- _Text excerpt_
↓↓↓
Hierarchical Decentralized Deep Reinforcement Learning Architecture for a Simulated Four-Legged Agent

TL;DR

This paper introduces a novel hierarchical decentralized architecture for controlling a simulated four-legged robot, demonstrating improved learning efficiency, energy efficiency, and robustness over traditional centralized methods through comprehensive benchmarking.

Contribution

The work presents a new hierarchical decentralized control architecture inspired by biological principles, showing advantages in learning, energy efficiency, and robustness for legged robots.

Findings

Decentralized hierarchical control improves learning speed.

Energy-efficient movements are achieved with the new architecture.

The architecture enhances robustness in unseen environments.

Abstract

Legged locomotion is widespread in nature and has inspired the design of current robots. The controller of these legged robots is often realized as one centralized instance. However, in nature, control of movement happens in a hierarchical and decentralized fashion. Introducing these biological design principles into robotic control systems has motivated this work. We tackle the question whether decentralized and hierarchical control is beneficial for legged robots and present a novel decentral, hierarchical architecture to control a simulated legged agent. Three different tasks varying in complexity are designed to benchmark five architectures (centralized, decentralized, hierarchical and two different combinations of hierarchical decentralized architectures). The results demonstrate that decentralizing the different levels of the hierarchical architectures facilitates learning of the agent, ensures more energy efficient movements as well as robustness towards new unseen environments. Furthermore, this comparison sheds light on the importance of modularity in hierarchical architectures to solve complex goal-directed tasks. We provide an open-source code implementation of our architecture (https://github.com/wzaielamri/hddrl).
↑↑↑
Data for document layout analysis
↓↓↓
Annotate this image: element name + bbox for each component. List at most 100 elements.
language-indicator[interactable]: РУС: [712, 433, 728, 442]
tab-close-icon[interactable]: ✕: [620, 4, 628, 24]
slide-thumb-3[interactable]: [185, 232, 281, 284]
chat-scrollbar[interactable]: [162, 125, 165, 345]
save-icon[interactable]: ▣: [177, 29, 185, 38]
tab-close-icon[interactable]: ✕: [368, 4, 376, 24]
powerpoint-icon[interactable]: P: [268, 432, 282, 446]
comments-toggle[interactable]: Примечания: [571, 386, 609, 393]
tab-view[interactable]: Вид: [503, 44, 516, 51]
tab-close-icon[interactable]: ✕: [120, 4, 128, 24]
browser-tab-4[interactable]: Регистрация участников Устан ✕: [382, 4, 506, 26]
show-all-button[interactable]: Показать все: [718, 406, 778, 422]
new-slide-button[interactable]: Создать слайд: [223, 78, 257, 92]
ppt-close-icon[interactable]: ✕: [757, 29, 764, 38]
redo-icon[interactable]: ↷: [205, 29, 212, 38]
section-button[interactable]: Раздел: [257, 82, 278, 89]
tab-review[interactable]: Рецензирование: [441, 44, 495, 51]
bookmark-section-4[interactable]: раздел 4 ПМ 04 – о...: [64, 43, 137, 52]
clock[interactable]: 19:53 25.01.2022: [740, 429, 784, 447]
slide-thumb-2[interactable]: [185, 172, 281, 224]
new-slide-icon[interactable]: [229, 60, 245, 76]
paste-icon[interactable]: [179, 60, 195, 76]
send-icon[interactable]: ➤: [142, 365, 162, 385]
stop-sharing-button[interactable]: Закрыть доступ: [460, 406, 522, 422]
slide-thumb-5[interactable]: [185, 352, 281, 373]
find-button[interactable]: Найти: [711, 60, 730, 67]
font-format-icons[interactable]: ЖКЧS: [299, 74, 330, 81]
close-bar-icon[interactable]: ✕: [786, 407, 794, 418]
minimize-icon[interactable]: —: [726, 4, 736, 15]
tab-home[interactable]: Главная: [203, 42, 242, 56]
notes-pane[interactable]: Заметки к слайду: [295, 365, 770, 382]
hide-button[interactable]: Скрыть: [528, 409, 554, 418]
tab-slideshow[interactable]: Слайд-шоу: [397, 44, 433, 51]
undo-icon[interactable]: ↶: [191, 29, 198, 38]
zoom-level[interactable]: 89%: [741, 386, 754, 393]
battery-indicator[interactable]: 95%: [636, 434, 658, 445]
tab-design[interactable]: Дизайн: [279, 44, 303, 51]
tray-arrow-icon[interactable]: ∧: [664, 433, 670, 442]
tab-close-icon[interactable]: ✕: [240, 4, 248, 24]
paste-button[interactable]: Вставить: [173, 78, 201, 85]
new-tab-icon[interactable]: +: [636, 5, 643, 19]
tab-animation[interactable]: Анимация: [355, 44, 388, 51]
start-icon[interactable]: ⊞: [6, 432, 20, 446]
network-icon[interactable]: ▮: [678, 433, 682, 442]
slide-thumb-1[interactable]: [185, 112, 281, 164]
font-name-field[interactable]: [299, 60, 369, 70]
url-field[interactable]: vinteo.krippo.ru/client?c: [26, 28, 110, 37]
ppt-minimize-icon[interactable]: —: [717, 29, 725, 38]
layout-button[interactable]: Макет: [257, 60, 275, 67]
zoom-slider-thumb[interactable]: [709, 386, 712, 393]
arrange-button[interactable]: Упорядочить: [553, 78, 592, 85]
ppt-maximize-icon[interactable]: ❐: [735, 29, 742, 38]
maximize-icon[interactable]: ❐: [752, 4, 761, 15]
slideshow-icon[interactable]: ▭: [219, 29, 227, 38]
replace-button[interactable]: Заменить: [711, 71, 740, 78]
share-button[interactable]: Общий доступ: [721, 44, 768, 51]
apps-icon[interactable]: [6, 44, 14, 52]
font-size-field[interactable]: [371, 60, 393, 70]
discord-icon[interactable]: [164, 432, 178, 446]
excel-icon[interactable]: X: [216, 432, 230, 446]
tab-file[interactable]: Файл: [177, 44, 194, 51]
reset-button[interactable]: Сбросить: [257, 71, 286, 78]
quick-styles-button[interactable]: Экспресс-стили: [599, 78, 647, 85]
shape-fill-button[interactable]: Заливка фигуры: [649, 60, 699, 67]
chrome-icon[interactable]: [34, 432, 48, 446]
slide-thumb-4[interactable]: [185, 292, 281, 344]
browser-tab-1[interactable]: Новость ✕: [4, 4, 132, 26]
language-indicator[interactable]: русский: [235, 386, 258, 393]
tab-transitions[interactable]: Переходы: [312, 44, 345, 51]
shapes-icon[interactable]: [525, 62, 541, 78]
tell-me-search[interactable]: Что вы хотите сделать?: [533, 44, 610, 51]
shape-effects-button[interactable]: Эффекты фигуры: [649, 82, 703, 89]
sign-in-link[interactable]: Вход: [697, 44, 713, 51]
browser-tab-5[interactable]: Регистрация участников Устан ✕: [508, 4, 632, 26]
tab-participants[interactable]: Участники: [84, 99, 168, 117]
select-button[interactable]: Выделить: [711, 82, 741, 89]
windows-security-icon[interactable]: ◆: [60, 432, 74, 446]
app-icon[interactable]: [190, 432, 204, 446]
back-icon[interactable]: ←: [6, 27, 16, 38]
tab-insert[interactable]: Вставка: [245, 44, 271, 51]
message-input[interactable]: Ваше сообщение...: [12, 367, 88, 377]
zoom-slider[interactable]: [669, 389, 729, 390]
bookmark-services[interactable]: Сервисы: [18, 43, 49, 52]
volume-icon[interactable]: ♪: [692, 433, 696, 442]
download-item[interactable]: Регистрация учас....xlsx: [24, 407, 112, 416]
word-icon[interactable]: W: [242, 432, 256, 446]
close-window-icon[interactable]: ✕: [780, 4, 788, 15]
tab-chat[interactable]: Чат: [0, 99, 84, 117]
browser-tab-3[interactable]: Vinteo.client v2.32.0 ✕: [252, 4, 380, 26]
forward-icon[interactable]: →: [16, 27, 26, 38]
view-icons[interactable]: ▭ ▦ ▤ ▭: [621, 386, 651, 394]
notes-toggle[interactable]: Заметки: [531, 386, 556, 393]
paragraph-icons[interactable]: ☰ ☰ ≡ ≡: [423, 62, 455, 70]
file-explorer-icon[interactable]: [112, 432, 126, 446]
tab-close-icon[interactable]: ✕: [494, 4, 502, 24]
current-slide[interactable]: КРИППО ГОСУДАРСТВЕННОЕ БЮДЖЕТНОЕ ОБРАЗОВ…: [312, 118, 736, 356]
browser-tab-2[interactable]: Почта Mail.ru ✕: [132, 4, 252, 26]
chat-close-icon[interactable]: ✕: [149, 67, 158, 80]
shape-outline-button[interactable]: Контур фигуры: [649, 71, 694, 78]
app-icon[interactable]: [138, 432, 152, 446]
↑↑↑
- _Required action_
From the text on the four-legged agent, extract everything from "Hierarchical Decentralized Deep" down to "for legged robots.", word for word. The rows were drawn from a different source.

- _Output_
Hierarchical Decentralized Deep Reinforcement Learning Architecture for a Simulated Four-Legged Agent

TL;DR

This paper introduces a novel hierarchical decentralized architecture for controlling a simulated four-legged robot, demonstrating improved learning efficiency, energy efficiency, and robustness over traditional centralized methods through comprehensive benchmarking.

Contribution

The work presents a new hierarchical decentralized control architecture inspired by biological principles, showing advantages in learning, energy efficiency, and robustness for legged robots.